Data entries for graphics
↓↓↓
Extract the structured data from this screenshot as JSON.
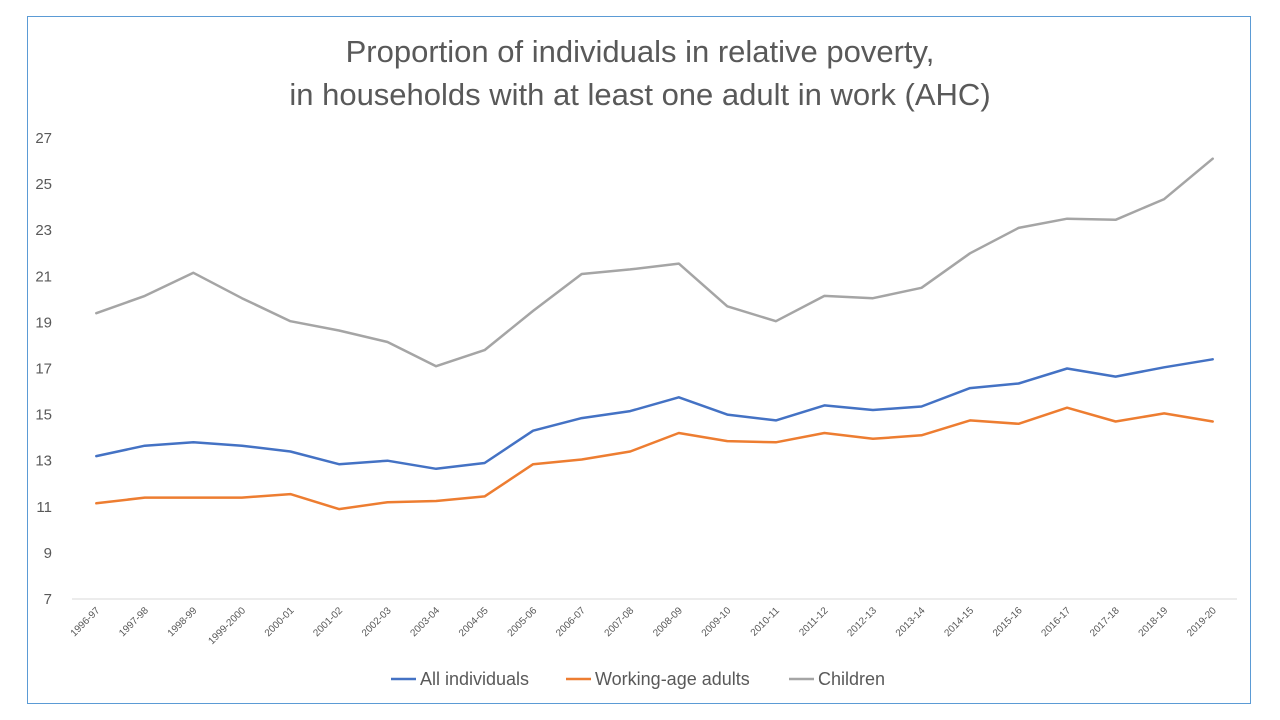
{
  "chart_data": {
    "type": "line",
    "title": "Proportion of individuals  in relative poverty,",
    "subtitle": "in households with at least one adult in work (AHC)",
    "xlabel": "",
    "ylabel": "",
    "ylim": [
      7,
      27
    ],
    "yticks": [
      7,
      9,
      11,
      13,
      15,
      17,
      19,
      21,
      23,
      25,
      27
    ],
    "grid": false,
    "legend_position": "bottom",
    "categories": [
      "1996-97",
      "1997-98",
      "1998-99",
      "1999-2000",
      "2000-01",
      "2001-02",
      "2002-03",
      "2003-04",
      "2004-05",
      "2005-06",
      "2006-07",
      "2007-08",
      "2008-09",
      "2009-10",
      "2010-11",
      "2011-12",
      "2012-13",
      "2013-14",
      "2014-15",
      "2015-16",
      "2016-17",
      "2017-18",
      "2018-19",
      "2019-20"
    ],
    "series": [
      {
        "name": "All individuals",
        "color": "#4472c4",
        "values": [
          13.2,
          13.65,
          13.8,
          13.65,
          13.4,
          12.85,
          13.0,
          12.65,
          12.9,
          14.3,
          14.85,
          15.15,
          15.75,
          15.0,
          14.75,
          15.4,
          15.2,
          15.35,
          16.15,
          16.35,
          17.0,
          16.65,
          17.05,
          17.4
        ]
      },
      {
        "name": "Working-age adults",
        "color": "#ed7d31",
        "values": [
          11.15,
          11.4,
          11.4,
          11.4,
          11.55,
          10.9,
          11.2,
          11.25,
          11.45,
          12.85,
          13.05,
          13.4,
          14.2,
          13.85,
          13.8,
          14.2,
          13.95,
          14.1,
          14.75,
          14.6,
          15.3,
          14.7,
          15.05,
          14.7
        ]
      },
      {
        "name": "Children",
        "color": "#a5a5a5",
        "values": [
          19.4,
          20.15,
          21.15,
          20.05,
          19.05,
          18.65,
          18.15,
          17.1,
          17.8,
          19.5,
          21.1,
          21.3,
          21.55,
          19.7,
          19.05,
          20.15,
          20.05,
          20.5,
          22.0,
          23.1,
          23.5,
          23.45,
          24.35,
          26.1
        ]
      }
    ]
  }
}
↑↑↑
■ **INSTRUCTION**: Reproduce the entries exactly. Do not carry over any picture.

■ **EXERCISE RESULT**:
Extract the structured data from this screenshot as JSON.
{
  "chart_data": {
    "type": "line",
    "title": "Proportion of individuals  in relative poverty,",
    "subtitle": "in households with at least one adult in work (AHC)",
    "xlabel": "",
    "ylabel": "",
    "ylim": [
      7,
      27
    ],
    "yticks": [
      7,
      9,
      11,
      13,
      15,
      17,
      19,
      21,
      23,
      25,
      27
    ],
    "grid": false,
    "legend_position": "bottom",
    "categories": [
      "1996-97",
      "1997-98",
      "1998-99",
      "1999-2000",
      "2000-01",
      "2001-02",
      "2002-03",
      "2003-04",
      "2004-05",
      "2005-06",
      "2006-07",
      "2007-08",
      "2008-09",
      "2009-10",
      "2010-11",
      "2011-12",
      "2012-13",
      "2013-14",
      "2014-15",
      "2015-16",
      "2016-17",
      "2017-18",
      "2018-19",
      "2019-20"
    ],
    "series": [
      {
        "name": "All individuals",
        "color": "#4472c4",
        "values": [
          13.2,
          13.65,
          13.8,
          13.65,
          13.4,
          12.85,
          13.0,
          12.65,
          12.9,
          14.3,
          14.85,
          15.15,
          15.75,
          15.0,
          14.75,
          15.4,
          15.2,
          15.35,
          16.15,
          16.35,
          17.0,
          16.65,
          17.05,
          17.4
        ]
      },
      {
        "name": "Working-age adults",
        "color": "#ed7d31",
        "values": [
          11.15,
          11.4,
          11.4,
          11.4,
          11.55,
          10.9,
          11.2,
          11.25,
          11.45,
          12.85,
          13.05,
          13.4,
          14.2,
          13.85,
          13.8,
          14.2,
          13.95,
          14.1,
          14.75,
          14.6,
          15.3,
          14.7,
          15.05,
          14.7
        ]
      },
      {
        "name": "Children",
        "color": "#a5a5a5",
        "values": [
          19.4,
          20.15,
          21.15,
          20.05,
          19.05,
          18.65,
          18.15,
          17.1,
          17.8,
          19.5,
          21.1,
          21.3,
          21.55,
          19.7,
          19.05,
          20.15,
          20.05,
          20.5,
          22.0,
          23.1,
          23.5,
          23.45,
          24.35,
          26.1
        ]
      }
    ]
  }
}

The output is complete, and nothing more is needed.